Data records:

• • • • • • •

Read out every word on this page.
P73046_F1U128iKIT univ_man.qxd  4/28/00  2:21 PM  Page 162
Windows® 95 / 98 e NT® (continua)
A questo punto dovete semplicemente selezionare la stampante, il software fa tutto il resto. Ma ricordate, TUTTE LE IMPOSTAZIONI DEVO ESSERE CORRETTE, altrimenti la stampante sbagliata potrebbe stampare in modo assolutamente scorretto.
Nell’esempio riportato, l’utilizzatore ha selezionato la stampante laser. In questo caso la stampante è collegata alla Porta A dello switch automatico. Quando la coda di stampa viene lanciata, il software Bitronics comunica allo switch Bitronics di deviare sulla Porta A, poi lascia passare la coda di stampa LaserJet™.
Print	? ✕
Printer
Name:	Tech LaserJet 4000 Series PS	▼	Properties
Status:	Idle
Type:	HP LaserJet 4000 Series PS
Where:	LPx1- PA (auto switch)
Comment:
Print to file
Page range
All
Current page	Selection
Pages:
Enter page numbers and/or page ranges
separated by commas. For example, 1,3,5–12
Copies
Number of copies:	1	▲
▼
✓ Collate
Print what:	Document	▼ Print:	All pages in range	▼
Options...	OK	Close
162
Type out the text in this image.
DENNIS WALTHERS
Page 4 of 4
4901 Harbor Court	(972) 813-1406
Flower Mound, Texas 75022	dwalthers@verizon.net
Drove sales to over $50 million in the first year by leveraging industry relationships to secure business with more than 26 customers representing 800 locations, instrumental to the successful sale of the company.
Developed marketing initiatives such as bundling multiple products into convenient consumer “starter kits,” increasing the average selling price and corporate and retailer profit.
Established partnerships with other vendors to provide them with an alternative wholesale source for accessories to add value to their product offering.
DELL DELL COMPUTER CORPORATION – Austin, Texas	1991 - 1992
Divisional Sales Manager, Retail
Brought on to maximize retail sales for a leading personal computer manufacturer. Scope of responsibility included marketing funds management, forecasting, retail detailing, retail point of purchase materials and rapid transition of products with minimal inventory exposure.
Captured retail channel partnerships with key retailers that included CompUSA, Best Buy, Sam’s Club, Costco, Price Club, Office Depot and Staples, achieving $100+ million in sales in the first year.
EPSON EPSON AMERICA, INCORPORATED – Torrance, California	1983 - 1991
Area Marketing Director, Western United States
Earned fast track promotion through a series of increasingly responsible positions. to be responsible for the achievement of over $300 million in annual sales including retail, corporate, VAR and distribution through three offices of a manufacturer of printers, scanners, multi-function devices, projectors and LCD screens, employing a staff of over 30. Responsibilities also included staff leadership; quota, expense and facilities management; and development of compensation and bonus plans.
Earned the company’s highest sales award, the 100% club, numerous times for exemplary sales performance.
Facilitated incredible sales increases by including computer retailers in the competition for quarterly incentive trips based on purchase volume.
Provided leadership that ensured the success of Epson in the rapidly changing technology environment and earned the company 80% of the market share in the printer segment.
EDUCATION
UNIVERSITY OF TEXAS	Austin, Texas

• • • • • • •

Do this:
Transcribe all the entries, keeping each one exactly as it is.

Task response:
Read out every word on this page.
P73046_F1U128iKIT univ_man.qxd  4/28/00  2:21 PM  Page 162
Windows® 95 / 98 e NT® (continua)
A questo punto dovete semplicemente selezionare la stampante, il software fa tutto il resto. Ma ricordate, TUTTE LE IMPOSTAZIONI DEVO ESSERE CORRETTE, altrimenti la stampante sbagliata potrebbe stampare in modo assolutamente scorretto.
Nell’esempio riportato, l’utilizzatore ha selezionato la stampante laser. In questo caso la stampante è collegata alla Porta A dello switch automatico. Quando la coda di stampa viene lanciata, il software Bitronics comunica allo switch Bitronics di deviare sulla Porta A, poi lascia passare la coda di stampa LaserJet™.
Print	? ✕
Printer
Name:	Tech LaserJet 4000 Series PS	▼	Properties
Status:	Idle
Type:	HP LaserJet 4000 Series PS
Where:	LPx1- PA (auto switch)
Comment:
Print to file
Page range
All
Current page	Selection
Pages:
Enter page numbers and/or page ranges
separated by commas. For example, 1,3,5–12
Copies
Number of copies:	1	▲
▼
✓ Collate
Print what:	Document	▼ Print:	All pages in range	▼
Options...	OK	Close
162
Type out the text in this image.
DENNIS WALTHERS
Page 4 of 4
4901 Harbor Court	(972) 813-1406
Flower Mound, Texas 75022	dwalthers@verizon.net
Drove sales to over $50 million in the first year by leveraging industry relationships to secure business with more than 26 customers representing 800 locations, instrumental to the successful sale of the company.
Developed marketing initiatives such as bundling multiple products into convenient consumer “starter kits,” increasing the average selling price and corporate and retailer profit.
Established partnerships with other vendors to provide them with an alternative wholesale source for accessories to add value to their product offering.
DELL DELL COMPUTER CORPORATION – Austin, Texas	1991 - 1992
Divisional Sales Manager, Retail
Brought on to maximize retail sales for a leading personal computer manufacturer. Scope of responsibility included marketing funds management, forecasting, retail detailing, retail point of purchase materials and rapid transition of products with minimal inventory exposure.
Captured retail channel partnerships with key retailers that included CompUSA, Best Buy, Sam’s Club, Costco, Price Club, Office Depot and Staples, achieving $100+ million in sales in the first year.
EPSON EPSON AMERICA, INCORPORATED – Torrance, California	1983 - 1991
Area Marketing Director, Western United States
Earned fast track promotion through a series of increasingly responsible positions. to be responsible for the achievement of over $300 million in annual sales including retail, corporate, VAR and distribution through three offices of a manufacturer of printers, scanners, multi-function devices, projectors and LCD screens, employing a staff of over 30. Responsibilities also included staff leadership; quota, expense and facilities management; and development of compensation and bonus plans.
Earned the company’s highest sales award, the 100% club, numerous times for exemplary sales performance.
Facilitated incredible sales increases by including computer retailers in the competition for quarterly incentive trips based on purchase volume.
Provided leadership that ensured the success of Epson in the rapidly changing technology environment and earned the company 80% of the market share in the printer segment.
EDUCATION
UNIVERSITY OF TEXAS	Austin, Texas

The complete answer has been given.